# [Task requirements]
Among the entries below, find the lines with "المحصر" and copy them.
— start of Material supplied —
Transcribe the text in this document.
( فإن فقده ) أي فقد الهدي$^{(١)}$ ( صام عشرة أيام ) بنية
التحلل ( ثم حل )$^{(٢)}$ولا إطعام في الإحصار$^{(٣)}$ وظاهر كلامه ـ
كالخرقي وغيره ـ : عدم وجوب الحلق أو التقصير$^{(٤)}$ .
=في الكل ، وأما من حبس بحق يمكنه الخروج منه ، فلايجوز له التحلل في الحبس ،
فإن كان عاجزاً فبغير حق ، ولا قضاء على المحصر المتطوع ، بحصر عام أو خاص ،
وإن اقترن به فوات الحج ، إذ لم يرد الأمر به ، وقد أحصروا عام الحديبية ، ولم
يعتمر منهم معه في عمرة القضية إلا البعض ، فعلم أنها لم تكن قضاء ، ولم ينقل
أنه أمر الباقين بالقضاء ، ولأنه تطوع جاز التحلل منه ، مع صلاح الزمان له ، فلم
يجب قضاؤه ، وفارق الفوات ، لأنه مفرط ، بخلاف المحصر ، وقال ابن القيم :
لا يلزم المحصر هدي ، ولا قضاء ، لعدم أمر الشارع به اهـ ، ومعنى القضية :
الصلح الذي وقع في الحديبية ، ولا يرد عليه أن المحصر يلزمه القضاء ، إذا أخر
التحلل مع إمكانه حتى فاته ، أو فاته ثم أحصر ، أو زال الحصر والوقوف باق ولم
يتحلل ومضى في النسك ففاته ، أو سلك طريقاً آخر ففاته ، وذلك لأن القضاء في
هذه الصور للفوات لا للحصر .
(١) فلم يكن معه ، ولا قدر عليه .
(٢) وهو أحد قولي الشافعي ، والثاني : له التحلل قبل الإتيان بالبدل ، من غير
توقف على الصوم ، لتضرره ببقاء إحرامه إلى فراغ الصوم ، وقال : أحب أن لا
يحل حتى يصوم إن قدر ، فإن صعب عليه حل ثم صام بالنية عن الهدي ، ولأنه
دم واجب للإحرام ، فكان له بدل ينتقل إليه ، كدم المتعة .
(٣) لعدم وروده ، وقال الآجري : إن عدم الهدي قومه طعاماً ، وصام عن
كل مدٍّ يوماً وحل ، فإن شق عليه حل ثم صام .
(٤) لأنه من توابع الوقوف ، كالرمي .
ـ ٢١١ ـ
— end of Material supplied —
# [Completed exercise]
فإن كان عاجزاً فبغير حق ، ولا قضاء على المحصر المتطوع ، بحصر عام أو خاص ،
يجب قضاؤه ، وفارق الفوات ، لأنه مفرط ، بخلاف المحصر ، وقال ابن القيم :
لا يلزم المحصر هدي ، ولا قضاء ، لعدم أمر الشارع به اهـ ، ومعنى القضية :
الصلح الذي وقع في الحديبية ، ولا يرد عليه أن المحصر يلزمه القضاء ، إذا أخر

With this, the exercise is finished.